Start Input records

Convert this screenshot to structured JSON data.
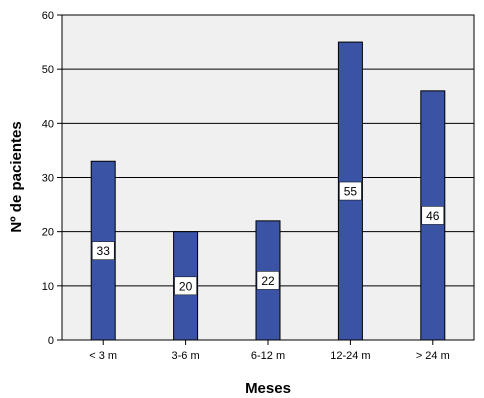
{
  "chart_data": {
    "type": "bar",
    "categories": [
      "< 3 m",
      "3-6 m",
      "6-12 m",
      "12-24 m",
      "> 24 m"
    ],
    "values": [
      33,
      20,
      22,
      55,
      46
    ],
    "data_labels": [
      "33",
      "20",
      "22",
      "55",
      "46"
    ],
    "xlabel": "Meses",
    "ylabel": "Nº de pacientes",
    "ylim": [
      0,
      60
    ],
    "yticks": [
      0,
      10,
      20,
      30,
      40,
      50,
      60
    ],
    "grid": "horizontal",
    "legend": "none",
    "colors": {
      "bar_fill": "#3A53A4",
      "bar_stroke": "#000000",
      "plot_background": "#F0F0F0",
      "gridline": "#000000",
      "label_box": "#FFFFFF"
    }
  }
}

End Input records

» **Short problem**: Your task is to repeat the data above exactly while excluding the pictures.

» **Expected answer**:
Convert this screenshot to structured JSON data.
{
  "chart_data": {
    "type": "bar",
    "categories": [
      "< 3 m",
      "3-6 m",
      "6-12 m",
      "12-24 m",
      "> 24 m"
    ],
    "values": [
      33,
      20,
      22,
      55,
      46
    ],
    "data_labels": [
      "33",
      "20",
      "22",
      "55",
      "46"
    ],
    "xlabel": "Meses",
    "ylabel": "Nº de pacientes",
    "ylim": [
      0,
      60
    ],
    "yticks": [
      0,
      10,
      20,
      30,
      40,
      50,
      60
    ],
    "grid": "horizontal",
    "legend": "none",
    "colors": {
      "bar_fill": "#3A53A4",
      "bar_stroke": "#000000",
      "plot_background": "#F0F0F0",
      "gridline": "#000000",
      "label_box": "#FFFFFF"
    }
  }
}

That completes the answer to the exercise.